> _Set problem_
Will you output the entries below exactly, skipping every image they contain?

Begin Input material

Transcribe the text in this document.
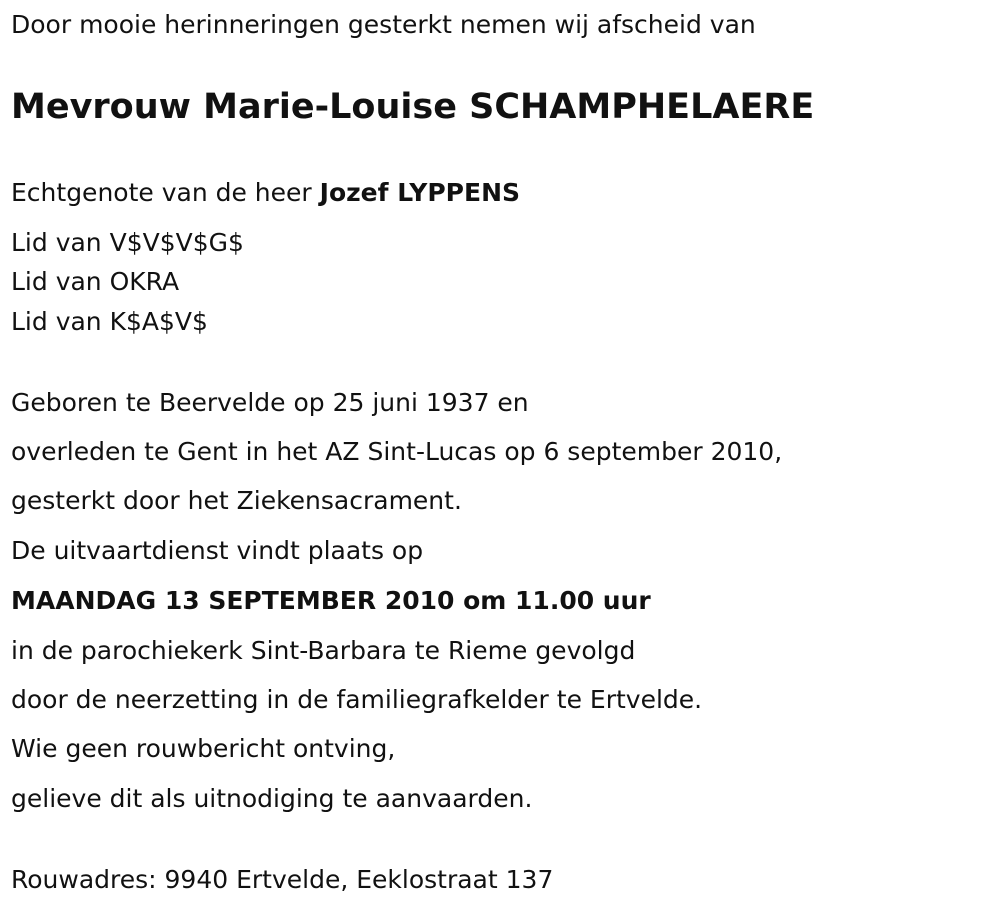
Door mooie herinneringen gesterkt nemen wij afscheid van
Mevrouw Marie-Louise SCHAMPHELAERE
Echtgenote van de heer Jozef LYPPENS
Lid van V$V$V$G$
Lid van OKRA
Lid van K$A$V$
Geboren te Beervelde op 25 juni 1937 en
overleden te Gent in het AZ Sint-Lucas op 6 september 2010,
gesterkt door het Ziekensacrament.
De uitvaartdienst vindt plaats op
MAANDAG 13 SEPTEMBER 2010 om 11.00 uur
in de parochiekerk Sint-Barbara te Rieme gevolgd
door de neerzetting in de familiegrafkelder te Ertvelde.
Wie geen rouwbericht ontving,
gelieve dit als uitnodiging te aanvaarden.
Rouwadres: 9940 Ertvelde, Eeklostraat 137
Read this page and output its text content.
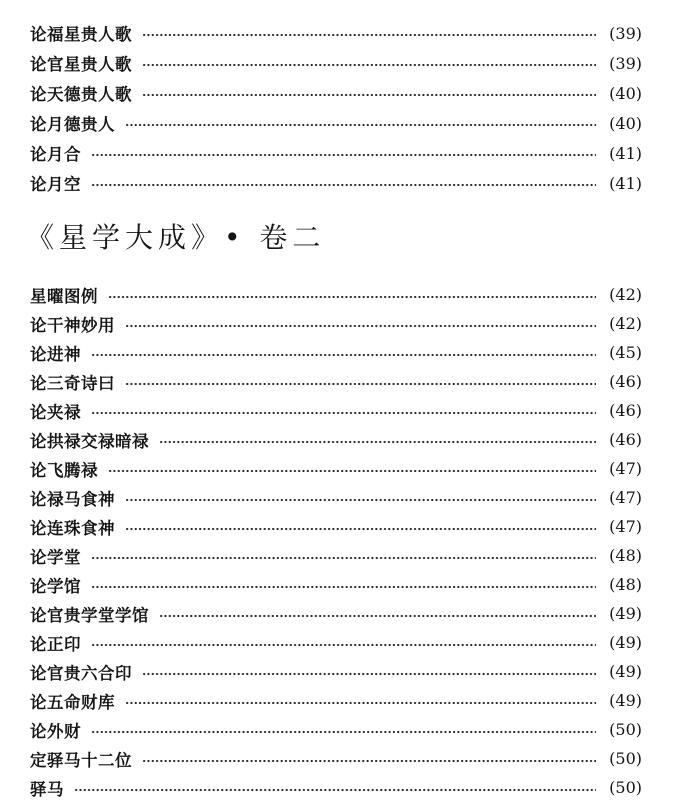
论福星贵人歌	(39)
论官星贵人歌	(39)
论天德贵人歌	(40)
论月德贵人	(40)
论月合	(41)
论月空	(41)
《星学大成》• 卷二
星曜图例	(42)
论干神妙用	(42)
论进神	(45)
论三奇诗曰	(46)
论夹禄	(46)
论拱禄交禄暗禄	(46)
论飞腾禄	(47)
论禄马食神	(47)
论连珠食神	(47)
论学堂	(48)
论学馆	(48)
论官贵学堂学馆	(49)
论正印	(49)
论官贵六合印	(49)
论五命财库	(49)
论外财	(50)
定驿马十二位	(50)
驿马	(50)
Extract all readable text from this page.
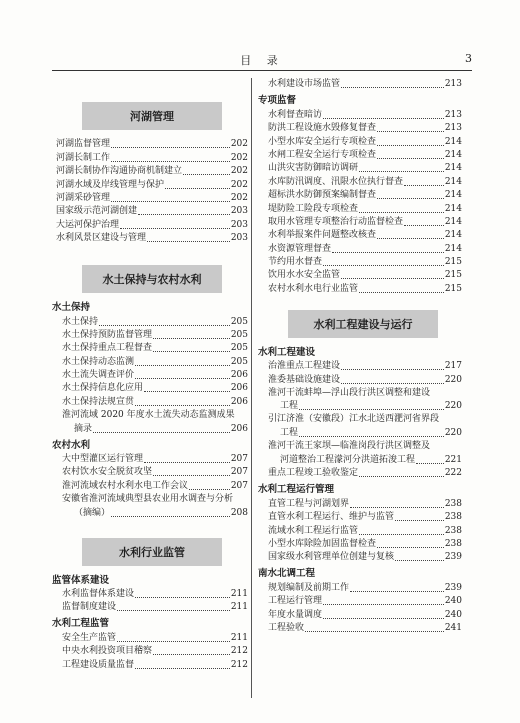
目 录	3
河湖管理
河湖监督管理	202
河湖长制工作	202
河湖长制协作沟通协商机制建立	202
河湖水域及岸线管理与保护	202
河湖采砂管理	202
国家级示范河湖创建	203
大运河保护治理	203
水利风景区建设与管理	203
水土保持与农村水利
水土保持
水土保持	205
水土保持预防监督管理	205
水土保持重点工程督查	205
水土保持动态监测	205
水土流失调查评价	206
水土保持信息化应用	206
水土保持法规宣贯	206
淮河流域 2020 年度水土流失动态监测成果
摘录	206
农村水利
大中型灌区运行管理	207
农村饮水安全脱贫攻坚	207
淮河流域农村水利水电工作会议	207
安徽省淮河流域典型县农业用水调查与分析
（摘编）	208
水利行业监管
监管体系建设
水利监督体系建设	211
监督制度建设	211
水利工程监管
安全生产监管	211
中央水利投资项目稽察	212
工程建设质量监督	212
水利建设市场监管	213
专项监督
水利督查暗访	213
防洪工程设施水毁修复督查	213
小型水库安全运行专项检查	214
水闸工程安全运行专项检查	214
山洪灾害防御暗访调研	214
水库防汛调度、汛限水位执行督查	214
超标洪水防御预案编制督查	214
堤防险工险段专项检查	214
取用水管理专项整治行动监督检查	214
水利举报案件问题整改核查	214
水资源管理督查	214
节约用水督查	215
饮用水水安全监管	215
农村水利水电行业监管	215
水利工程建设与运行
水利工程建设
治淮重点工程建设	217
淮委基础设施建设	220
淮河干流蚌埠—浮山段行洪区调整和建设
工程	220
引江济淮（安徽段）江水北送西淝河省界段
工程	220
淮河干流王家坝—临淮岗段行洪区调整及
河道整治工程濛河分洪道拓浚工程	221
重点工程竣工验收鉴定	222
水利工程运行管理
直管工程与河湖划界	238
直管水利工程运行、维护与监管	238
流域水利工程运行监管	238
小型水库除险加固监督检查	238
国家级水利管理单位创建与复核	239
南水北调工程
规划编制及前期工作	239
工程运行管理	240
年度水量调度	240
工程验收	241
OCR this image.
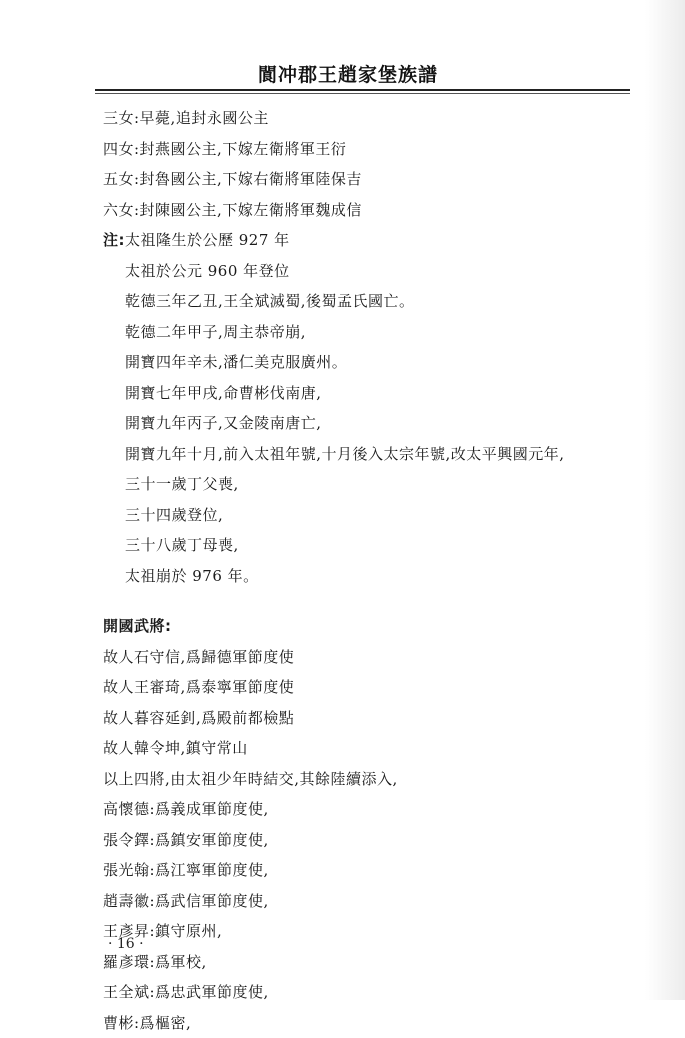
閬冲郡王趙家堡族譜
三女:早薨,追封永國公主
四女:封燕國公主,下嫁左衛將軍王衍
五女:封魯國公主,下嫁右衛將軍陸保吉
六女:封陳國公主,下嫁左衛將軍魏成信
注:太祖隆生於公歷 927 年
太祖於公元 960 年登位
乾德三年乙丑,王全斌滅蜀,後蜀孟氏國亡。
乾德二年甲子,周主恭帝崩,
開寶四年辛未,潘仁美克服廣州。
開寶七年甲戌,命曹彬伐南唐,
開寶九年丙子,又金陵南唐亡,
開寶九年十月,前入太祖年號,十月後入太宗年號,改太平興國元年,
三十一歲丁父喪,
三十四歲登位,
三十八歲丁母喪,
太祖崩於 976 年。
開國武將:
故人石守信,爲歸德軍節度使
故人王審琦,爲泰寧軍節度使
故人暮容延釗,爲殿前都檢點
故人韓令坤,鎮守常山
以上四將,由太祖少年時結交,其餘陸續添入,
高懷德:爲義成軍節度使,
張令鐸:爲鎮安軍節度使,
張光翰:爲江寧軍節度使,
趙壽徽:爲武信軍節度使,
王彥昇:鎮守原州,
羅彥環:爲軍校,
王全斌:爲忠武軍節度使,
曹彬:爲樞密,
· 16 ·
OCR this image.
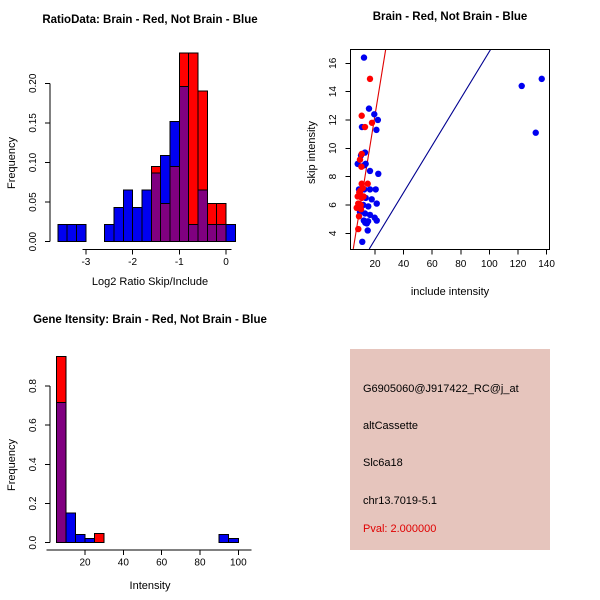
-3	-2	-1	0
0.00
0.05
0.10
0.15
0.20
RatioData: Brain - Red, Not Brain - Blue
Log2 Ratio Skip/Include
Frequency
20 40 60 80 100 120 140
4
6
8
10
12
14
16
Brain - Red, Not Brain - Blue
include intensity
skip intensity
20	40	60	80 100
0.0
0.2
0.4
0.6
0.8
Gene Itensity: Brain - Red, Not Brain - Blue
Intensity
Frequency
G6905060@J917422_RC@j_at
altCassette
Slc6a18
chr13.7019-5.1
Pval: 2.000000
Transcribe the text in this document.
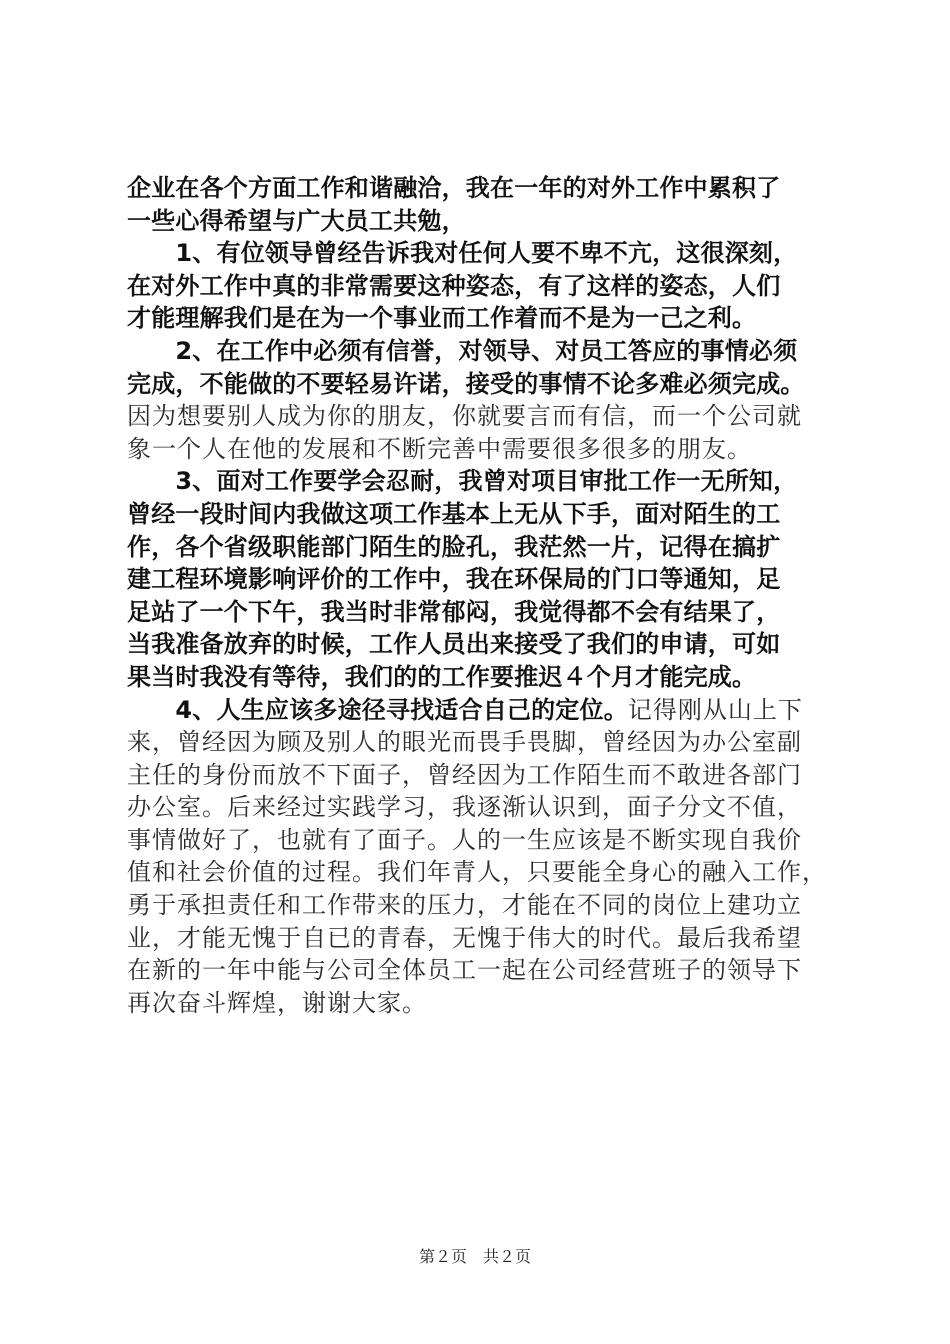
企业在各个方面工作和谐融洽，我在一年的对外工作中累积了
一些心得希望与广大员工共勉，
　　1、有位领导曾经告诉我对任何人要不卑不亢，这很深刻，
在对外工作中真的非常需要这种姿态，有了这样的姿态，人们
才能理解我们是在为一个事业而工作着而不是为一己之利。
　　2、在工作中必须有信誉，对领导、对员工答应的事情必须
完成，不能做的不要轻易许诺，接受的事情不论多难必须完成。
因为想要别人成为你的朋友，你就要言而有信，而一个公司就
象一个人在他的发展和不断完善中需要很多很多的朋友。
　　3、面对工作要学会忍耐，我曾对项目审批工作一无所知，
曾经一段时间内我做这项工作基本上无从下手，面对陌生的工
作，各个省级职能部门陌生的脸孔，我茫然一片，记得在搞扩
建工程环境影响评价的工作中，我在环保局的门口等通知，足
足站了一个下午，我当时非常郁闷，我觉得都不会有结果了，
当我准备放弃的时候，工作人员出来接受了我们的申请，可如
果当时我没有等待，我们的的工作要推迟４个月才能完成。
　　4、人生应该多途径寻找适合自己的定位。记得刚从山上下
来，曾经因为顾及别人的眼光而畏手畏脚，曾经因为办公室副
主任的身份而放不下面子，曾经因为工作陌生而不敢进各部门
办公室。后来经过实践学习，我逐渐认识到，面子分文不值，
事情做好了，也就有了面子。人的一生应该是不断实现自我价
值和社会价值的过程。我们年青人，只要能全身心的融入工作，
勇于承担责任和工作带来的压力，才能在不同的岗位上建功立
业，才能无愧于自已的青春，无愧于伟大的时代。最后我希望
在新的一年中能与公司全体员工一起在公司经营班子的领导下
再次奋斗辉煌，谢谢大家。
第２页　共２页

End Input material

> _Exercise response_
Transcribe the text in this document.
Door mooie herinneringen gesterkt nemen wij afscheid van
Mevrouw Marie-Louise SCHAMPHELAERE
Echtgenote van de heer Jozef LYPPENS
Lid van V$V$V$G$
Lid van OKRA
Lid van K$A$V$
Geboren te Beervelde op 25 juni 1937 en
overleden te Gent in het AZ Sint-Lucas op 6 september 2010,
gesterkt door het Ziekensacrament.
De uitvaartdienst vindt plaats op
MAANDAG 13 SEPTEMBER 2010 om 11.00 uur
in de parochiekerk Sint-Barbara te Rieme gevolgd
door de neerzetting in de familiegrafkelder te Ertvelde.
Wie geen rouwbericht ontving,
gelieve dit als uitnodiging te aanvaarden.
Rouwadres: 9940 Ertvelde, Eeklostraat 137
Read this page and output its text content.
论福星贵人歌	(39)
论官星贵人歌	(39)
论天德贵人歌	(40)
论月德贵人	(40)
论月合	(41)
论月空	(41)
《星学大成》• 卷二
星曜图例	(42)
论干神妙用	(42)
论进神	(45)
论三奇诗曰	(46)
论夹禄	(46)
论拱禄交禄暗禄	(46)
论飞腾禄	(47)
论禄马食神	(47)
论连珠食神	(47)
论学堂	(48)
论学馆	(48)
论官贵学堂学馆	(49)
论正印	(49)
论官贵六合印	(49)
论五命财库	(49)
论外财	(50)
定驿马十二位	(50)
驿马	(50)
Extract all readable text from this page.
目 录	3
河湖管理
河湖监督管理	202
河湖长制工作	202
河湖长制协作沟通协商机制建立	202
河湖水域及岸线管理与保护	202
河湖采砂管理	202
国家级示范河湖创建	203
大运河保护治理	203
水利风景区建设与管理	203
水土保持与农村水利
水土保持
水土保持	205
水土保持预防监督管理	205
水土保持重点工程督查	205
水土保持动态监测	205
水土流失调查评价	206
水土保持信息化应用	206
水土保持法规宣贯	206
淮河流域 2020 年度水土流失动态监测成果
摘录	206
农村水利
大中型灌区运行管理	207
农村饮水安全脱贫攻坚	207
淮河流域农村水利水电工作会议	207
安徽省淮河流域典型县农业用水调查与分析
（摘编）	208
水利行业监管
监管体系建设
水利监督体系建设	211
监督制度建设	211
水利工程监管
安全生产监管	211
中央水利投资项目稽察	212
工程建设质量监督	212
水利建设市场监管	213
专项监督
水利督查暗访	213
防洪工程设施水毁修复督查	213
小型水库安全运行专项检查	214
水闸工程安全运行专项检查	214
山洪灾害防御暗访调研	214
水库防汛调度、汛限水位执行督查	214
超标洪水防御预案编制督查	214
堤防险工险段专项检查	214
取用水管理专项整治行动监督检查	214
水利举报案件问题整改核查	214
水资源管理督查	214
节约用水督查	215
饮用水水安全监管	215
农村水利水电行业监管	215
水利工程建设与运行
水利工程建设
治淮重点工程建设	217
淮委基础设施建设	220
淮河干流蚌埠—浮山段行洪区调整和建设
工程	220
引江济淮（安徽段）江水北送西淝河省界段
工程	220
淮河干流王家坝—临淮岗段行洪区调整及
河道整治工程濛河分洪道拓浚工程	221
重点工程竣工验收鉴定	222
水利工程运行管理
直管工程与河湖划界	238
直管水利工程运行、维护与监管	238
流域水利工程运行监管	238
小型水库除险加固监督检查	238
国家级水利管理单位创建与复核	239
南水北调工程
规划编制及前期工作	239
工程运行管理	240
年度水量调度	240
工程验收	241
OCR this image.
閬冲郡王趙家堡族譜
三女:早薨,追封永國公主
四女:封燕國公主,下嫁左衛將軍王衍
五女:封魯國公主,下嫁右衛將軍陸保吉
六女:封陳國公主,下嫁左衛將軍魏成信
注:太祖隆生於公歷 927 年
太祖於公元 960 年登位
乾德三年乙丑,王全斌滅蜀,後蜀孟氏國亡。
乾德二年甲子,周主恭帝崩,
開寶四年辛未,潘仁美克服廣州。
開寶七年甲戌,命曹彬伐南唐,
開寶九年丙子,又金陵南唐亡,
開寶九年十月,前入太祖年號,十月後入太宗年號,改太平興國元年,
三十一歲丁父喪,
三十四歲登位,
三十八歲丁母喪,
太祖崩於 976 年。
開國武將:
故人石守信,爲歸德軍節度使
故人王審琦,爲泰寧軍節度使
故人暮容延釗,爲殿前都檢點
故人韓令坤,鎮守常山
以上四將,由太祖少年時結交,其餘陸續添入,
高懷德:爲義成軍節度使,
張令鐸:爲鎮安軍節度使,
張光翰:爲江寧軍節度使,
趙壽徽:爲武信軍節度使,
王彥昇:鎮守原州,
羅彥環:爲軍校,
王全斌:爲忠武軍節度使,
曹彬:爲樞密,
· 16 ·
OCR this image.
-3	-2	-1	0
0.00
0.05
0.10
0.15
0.20
RatioData: Brain - Red, Not Brain - Blue
Log2 Ratio Skip/Include
Frequency
20 40 60 80 100 120 140
4
6
8
10
12
14
16
Brain - Red, Not Brain - Blue
include intensity
skip intensity
20	40	60	80 100
0.0
0.2
0.4
0.6
0.8
Gene Itensity: Brain - Red, Not Brain - Blue
Intensity
Frequency
G6905060@J917422_RC@j_at
altCassette
Slc6a18
chr13.7019-5.1
Pval: 2.000000
Transcribe the text in this document.
企业在各个方面工作和谐融洽，我在一年的对外工作中累积了
一些心得希望与广大员工共勉，
　　1、有位领导曾经告诉我对任何人要不卑不亢，这很深刻，
在对外工作中真的非常需要这种姿态，有了这样的姿态，人们
才能理解我们是在为一个事业而工作着而不是为一己之利。
　　2、在工作中必须有信誉，对领导、对员工答应的事情必须
完成，不能做的不要轻易许诺，接受的事情不论多难必须完成。
因为想要别人成为你的朋友，你就要言而有信，而一个公司就
象一个人在他的发展和不断完善中需要很多很多的朋友。
　　3、面对工作要学会忍耐，我曾对项目审批工作一无所知，
曾经一段时间内我做这项工作基本上无从下手，面对陌生的工
作，各个省级职能部门陌生的脸孔，我茫然一片，记得在搞扩
建工程环境影响评价的工作中，我在环保局的门口等通知，足
足站了一个下午，我当时非常郁闷，我觉得都不会有结果了，
当我准备放弃的时候，工作人员出来接受了我们的申请，可如
果当时我没有等待，我们的的工作要推迟４个月才能完成。
　　4、人生应该多途径寻找适合自己的定位。记得刚从山上下
来，曾经因为顾及别人的眼光而畏手畏脚，曾经因为办公室副
主任的身份而放不下面子，曾经因为工作陌生而不敢进各部门
办公室。后来经过实践学习，我逐渐认识到，面子分文不值，
事情做好了，也就有了面子。人的一生应该是不断实现自我价
值和社会价值的过程。我们年青人，只要能全身心的融入工作，
勇于承担责任和工作带来的压力，才能在不同的岗位上建功立
业，才能无愧于自已的青春，无愧于伟大的时代。最后我希望
在新的一年中能与公司全体员工一起在公司经营班子的领导下
再次奋斗辉煌，谢谢大家。
第２页　共２页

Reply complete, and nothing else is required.